— START OF Listing —

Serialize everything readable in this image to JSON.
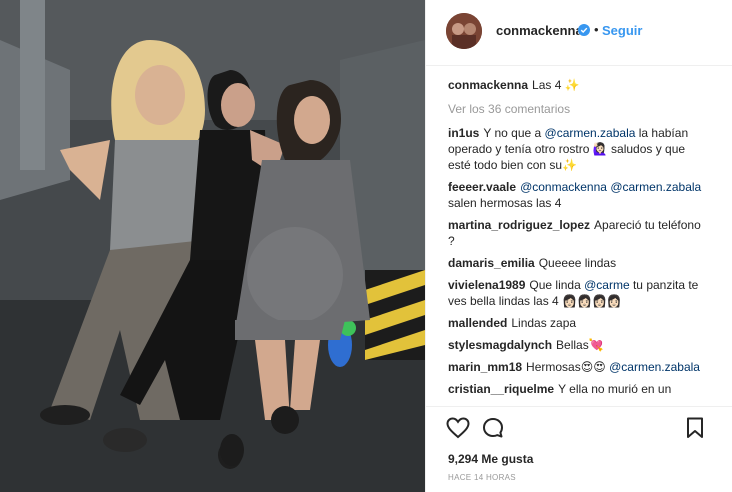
{
  "post": {
    "username": "conmackenna",
    "follow_label": "Seguir",
    "separator": "•",
    "caption": {
      "user": "conmackenna",
      "text": "Las 4 ✨"
    },
    "view_all": "Ver los 36 comentarios",
    "likes": "9,294 Me gusta",
    "time": "HACE 14 HORAS"
  },
  "comments": [
    {
      "user": "in1us",
      "parts": [
        {
          "t": "Y no que a "
        },
        {
          "m": "@carmen.zabala"
        },
        {
          "t": " la habían operado y tenía otro rostro 🙋🏻‍♀️ saludos y que esté todo bien con su✨"
        }
      ]
    },
    {
      "user": "feeeer.vaale",
      "parts": [
        {
          "m": "@conmackenna"
        },
        {
          "t": " "
        },
        {
          "m": "@carmen.zabala"
        },
        {
          "t": " salen hermosas las 4"
        }
      ]
    },
    {
      "user": "martina_rodriguez_lopez",
      "parts": [
        {
          "t": "Apareció tu teléfono ?"
        }
      ]
    },
    {
      "user": "damaris_emilia",
      "parts": [
        {
          "t": "Queeee lindas"
        }
      ]
    },
    {
      "user": "vivielena1989",
      "parts": [
        {
          "t": "Que linda "
        },
        {
          "m": "@carme"
        },
        {
          "t": " tu panzita te ves bella lindas las 4 👩🏻👩🏻👩🏻👩🏻"
        }
      ]
    },
    {
      "user": "mallended",
      "parts": [
        {
          "t": "Lindas zapa"
        }
      ]
    },
    {
      "user": "stylesmagdalynch",
      "parts": [
        {
          "t": "Bellas💘"
        }
      ]
    },
    {
      "user": "marin_mm18",
      "parts": [
        {
          "t": "Hermosas😍😍 "
        },
        {
          "m": "@carmen.zabala"
        }
      ]
    },
    {
      "user": "cristian__riquelme",
      "parts": [
        {
          "t": "Y ella no murió en un"
        }
      ]
    }
  ],
  "colors": {
    "follow": "#3897f0",
    "mention": "#003569",
    "muted": "#999999",
    "verified": "#3897f0"
  },
  "icons": [
    "heart-icon",
    "comment-icon",
    "bookmark-icon",
    "verified-badge-icon"
  ]
}
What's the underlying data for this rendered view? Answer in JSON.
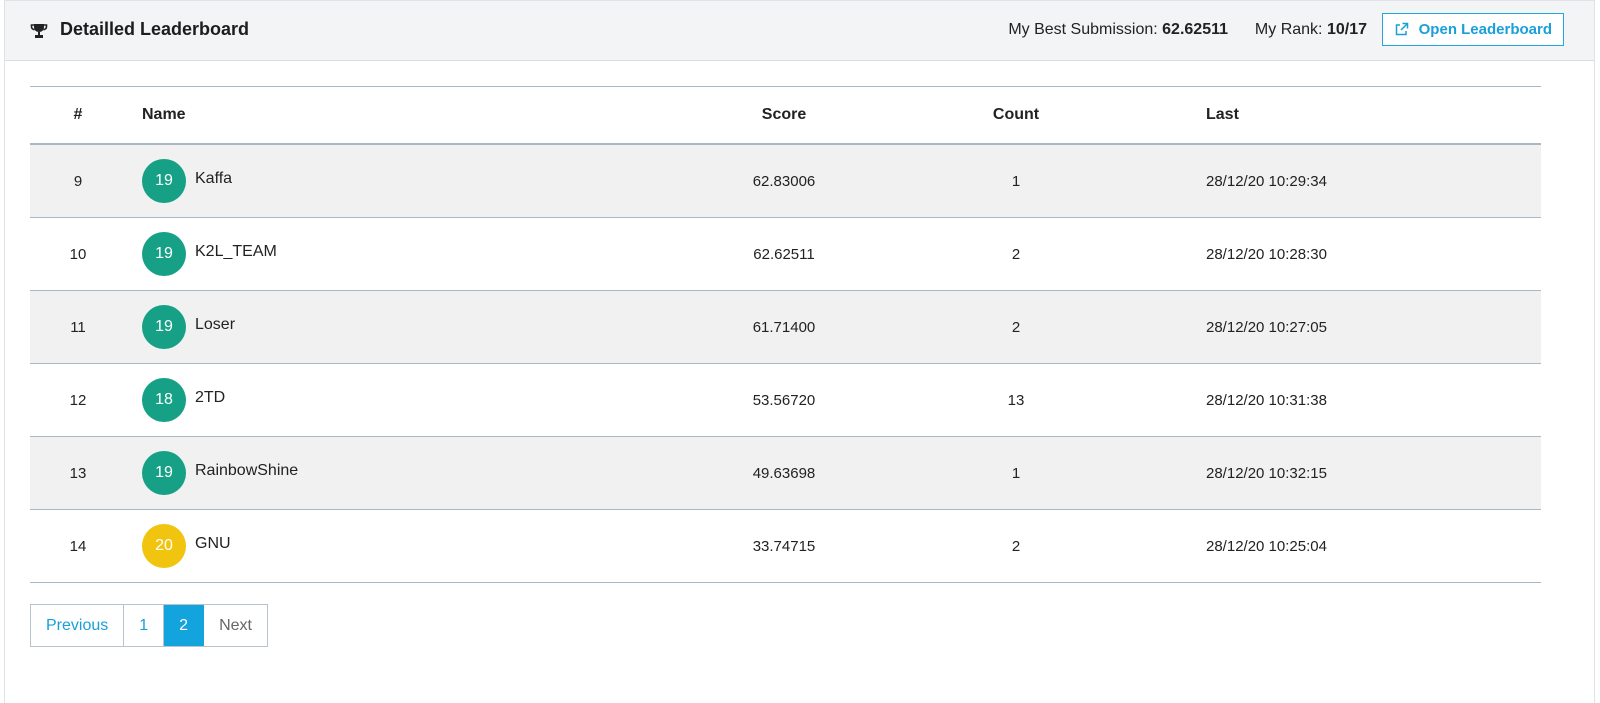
{
  "header": {
    "title": "Detailled Leaderboard",
    "best_label": "My Best Submission:",
    "best_value": "62.62511",
    "rank_label": "My Rank:",
    "rank_value": "10/17",
    "open_label": "Open Leaderboard",
    "icons": {
      "title": "trophy-icon",
      "open": "external-link-icon"
    }
  },
  "table": {
    "headers": {
      "rank": "#",
      "name": "Name",
      "score": "Score",
      "count": "Count",
      "last": "Last"
    },
    "rows": [
      {
        "rank": "9",
        "badge": "19",
        "name": "Kaffa",
        "score": "62.83006",
        "count": "1",
        "last": "28/12/20 10:29:34"
      },
      {
        "rank": "10",
        "badge": "19",
        "name": "K2L_TEAM",
        "score": "62.62511",
        "count": "2",
        "last": "28/12/20 10:28:30"
      },
      {
        "rank": "11",
        "badge": "19",
        "name": "Loser",
        "score": "61.71400",
        "count": "2",
        "last": "28/12/20 10:27:05"
      },
      {
        "rank": "12",
        "badge": "18",
        "name": "2TD",
        "score": "53.56720",
        "count": "13",
        "last": "28/12/20 10:31:38"
      },
      {
        "rank": "13",
        "badge": "19",
        "name": "RainbowShine",
        "score": "49.63698",
        "count": "1",
        "last": "28/12/20 10:32:15"
      },
      {
        "rank": "14",
        "badge": "20",
        "name": "GNU",
        "score": "33.74715",
        "count": "2",
        "last": "28/12/20 10:25:04"
      }
    ]
  },
  "badge_colors": {
    "18": "#16a085",
    "19": "#16a085",
    "20": "#f1c40f"
  },
  "pagination": {
    "previous": "Previous",
    "pages": [
      "1",
      "2"
    ],
    "active_page": "2",
    "next": "Next"
  }
}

— END OF Listing —

**Task statement**. Transcribe all entries above exactly. Drop the pictures.

**Correct result**.
Serialize everything readable in this image to JSON.
{
  "post": {
    "username": "conmackenna",
    "follow_label": "Seguir",
    "separator": "•",
    "caption": {
      "user": "conmackenna",
      "text": "Las 4 ✨"
    },
    "view_all": "Ver los 36 comentarios",
    "likes": "9,294 Me gusta",
    "time": "HACE 14 HORAS"
  },
  "comments": [
    {
      "user": "in1us",
      "parts": [
        {
          "t": "Y no que a "
        },
        {
          "m": "@carmen.zabala"
        },
        {
          "t": " la habían operado y tenía otro rostro 🙋🏻‍♀️ saludos y que esté todo bien con su✨"
        }
      ]
    },
    {
      "user": "feeeer.vaale",
      "parts": [
        {
          "m": "@conmackenna"
        },
        {
          "t": " "
        },
        {
          "m": "@carmen.zabala"
        },
        {
          "t": " salen hermosas las 4"
        }
      ]
    },
    {
      "user": "martina_rodriguez_lopez",
      "parts": [
        {
          "t": "Apareció tu teléfono ?"
        }
      ]
    },
    {
      "user": "damaris_emilia",
      "parts": [
        {
          "t": "Queeee lindas"
        }
      ]
    },
    {
      "user": "vivielena1989",
      "parts": [
        {
          "t": "Que linda "
        },
        {
          "m": "@carme"
        },
        {
          "t": " tu panzita te ves bella lindas las 4 👩🏻👩🏻👩🏻👩🏻"
        }
      ]
    },
    {
      "user": "mallended",
      "parts": [
        {
          "t": "Lindas zapa"
        }
      ]
    },
    {
      "user": "stylesmagdalynch",
      "parts": [
        {
          "t": "Bellas💘"
        }
      ]
    },
    {
      "user": "marin_mm18",
      "parts": [
        {
          "t": "Hermosas😍😍 "
        },
        {
          "m": "@carmen.zabala"
        }
      ]
    },
    {
      "user": "cristian__riquelme",
      "parts": [
        {
          "t": "Y ella no murió en un"
        }
      ]
    }
  ],
  "colors": {
    "follow": "#3897f0",
    "mention": "#003569",
    "muted": "#999999",
    "verified": "#3897f0"
  },
  "icons": [
    "heart-icon",
    "comment-icon",
    "bookmark-icon",
    "verified-badge-icon"
  ]
}
What's the underlying data for this rendered view? Answer in JSON.
{
  "header": {
    "title": "Detailled Leaderboard",
    "best_label": "My Best Submission:",
    "best_value": "62.62511",
    "rank_label": "My Rank:",
    "rank_value": "10/17",
    "open_label": "Open Leaderboard",
    "icons": {
      "title": "trophy-icon",
      "open": "external-link-icon"
    }
  },
  "table": {
    "headers": {
      "rank": "#",
      "name": "Name",
      "score": "Score",
      "count": "Count",
      "last": "Last"
    },
    "rows": [
      {
        "rank": "9",
        "badge": "19",
        "name": "Kaffa",
        "score": "62.83006",
        "count": "1",
        "last": "28/12/20 10:29:34"
      },
      {
        "rank": "10",
        "badge": "19",
        "name": "K2L_TEAM",
        "score": "62.62511",
        "count": "2",
        "last": "28/12/20 10:28:30"
      },
      {
        "rank": "11",
        "badge": "19",
        "name": "Loser",
        "score": "61.71400",
        "count": "2",
        "last": "28/12/20 10:27:05"
      },
      {
        "rank": "12",
        "badge": "18",
        "name": "2TD",
        "score": "53.56720",
        "count": "13",
        "last": "28/12/20 10:31:38"
      },
      {
        "rank": "13",
        "badge": "19",
        "name": "RainbowShine",
        "score": "49.63698",
        "count": "1",
        "last": "28/12/20 10:32:15"
      },
      {
        "rank": "14",
        "badge": "20",
        "name": "GNU",
        "score": "33.74715",
        "count": "2",
        "last": "28/12/20 10:25:04"
      }
    ]
  },
  "badge_colors": {
    "18": "#16a085",
    "19": "#16a085",
    "20": "#f1c40f"
  },
  "pagination": {
    "previous": "Previous",
    "pages": [
      "1",
      "2"
    ],
    "active_page": "2",
    "next": "Next"
  }
}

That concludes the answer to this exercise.